[Set problem]: Write out only the lines from the line that holds "Read all visible content and emit it as JSON." to the end of the listing below, inclusive, with the pictures omitted.
○ ○ ○
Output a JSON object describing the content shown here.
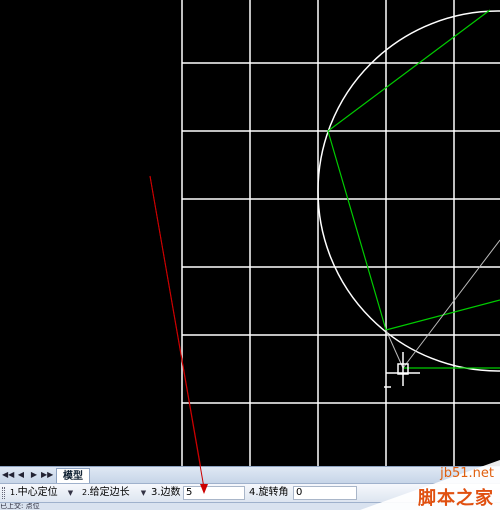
{
  "tabs": {
    "model_label": "模型",
    "nav": [
      "◀◀",
      "◀",
      "▶",
      "▶▶"
    ]
  },
  "command": {
    "opt1_num": "1.",
    "opt1_label": "中心定位",
    "opt2_num": "2.",
    "opt2_label": "给定边长",
    "opt3_label": "3.边数",
    "opt3_value": "5",
    "opt4_label": "4.旋转角",
    "opt4_value": "0"
  },
  "status": {
    "text": "已上交: 点位"
  },
  "watermark": {
    "url": "jb51.net",
    "name": "脚本之家"
  },
  "colors": {
    "grid": "#ffffff",
    "circle": "#ffffff",
    "polygon": "#00cc00",
    "arrow": "#cc0000",
    "canvas": "#000000"
  },
  "icons": {
    "dropdown": "chevron-down-icon",
    "crosshair": "crosshair-cursor-icon"
  }
}
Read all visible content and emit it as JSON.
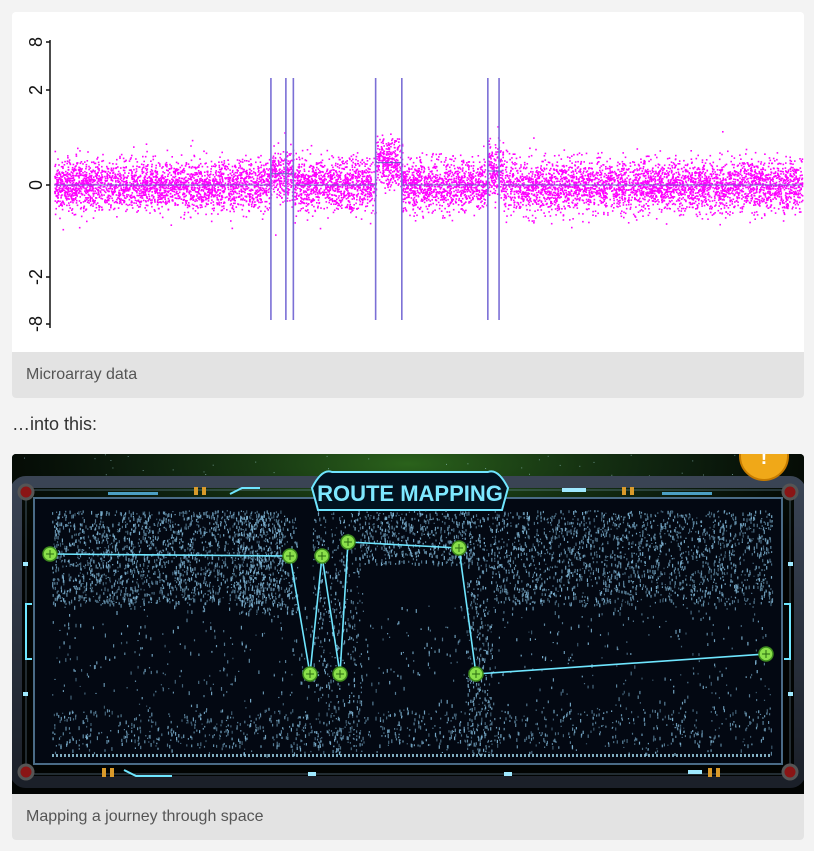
{
  "figure1": {
    "caption": "Microarray data",
    "chart_data": {
      "type": "scatter",
      "y_ticks": [
        "8",
        "2",
        "0",
        "-2",
        "-8"
      ],
      "point_color": "#ff00ff",
      "breakpoint_color": "#7b6fd6",
      "segments": [
        {
          "from": 0.0,
          "to": 0.29,
          "level": 0.0
        },
        {
          "from": 0.29,
          "to": 0.32,
          "level": 0.4
        },
        {
          "from": 0.32,
          "to": 0.43,
          "level": 0.0
        },
        {
          "from": 0.43,
          "to": 0.465,
          "level": 0.8
        },
        {
          "from": 0.465,
          "to": 0.58,
          "level": 0.0
        },
        {
          "from": 0.58,
          "to": 0.6,
          "level": 0.5
        },
        {
          "from": 0.6,
          "to": 1.0,
          "level": 0.0
        }
      ],
      "breakpoints": [
        0.29,
        0.31,
        0.32,
        0.43,
        0.465,
        0.58,
        0.595
      ]
    }
  },
  "between_text": "…into this:",
  "figure2": {
    "caption": "Mapping a journey through space",
    "game_title": "ROUTE MAPPING",
    "accent_color": "#6fe6ff",
    "node_color": "#8be04a",
    "alert_glyph": "!"
  }
}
○ ○ ○
[Result for this task]:
Read all visible content and emit it as JSON.
{
  "figure1": {
    "caption": "Microarray data",
    "chart_data": {
      "type": "scatter",
      "y_ticks": [
        "8",
        "2",
        "0",
        "-2",
        "-8"
      ],
      "point_color": "#ff00ff",
      "breakpoint_color": "#7b6fd6",
      "segments": [
        {
          "from": 0.0,
          "to": 0.29,
          "level": 0.0
        },
        {
          "from": 0.29,
          "to": 0.32,
          "level": 0.4
        },
        {
          "from": 0.32,
          "to": 0.43,
          "level": 0.0
        },
        {
          "from": 0.43,
          "to": 0.465,
          "level": 0.8
        },
        {
          "from": 0.465,
          "to": 0.58,
          "level": 0.0
        },
        {
          "from": 0.58,
          "to": 0.6,
          "level": 0.5
        },
        {
          "from": 0.6,
          "to": 1.0,
          "level": 0.0
        }
      ],
      "breakpoints": [
        0.29,
        0.31,
        0.32,
        0.43,
        0.465,
        0.58,
        0.595
      ]
    }
  },
  "between_text": "…into this:",
  "figure2": {
    "caption": "Mapping a journey through space",
    "game_title": "ROUTE MAPPING",
    "accent_color": "#6fe6ff",
    "node_color": "#8be04a",
    "alert_glyph": "!"
  }
}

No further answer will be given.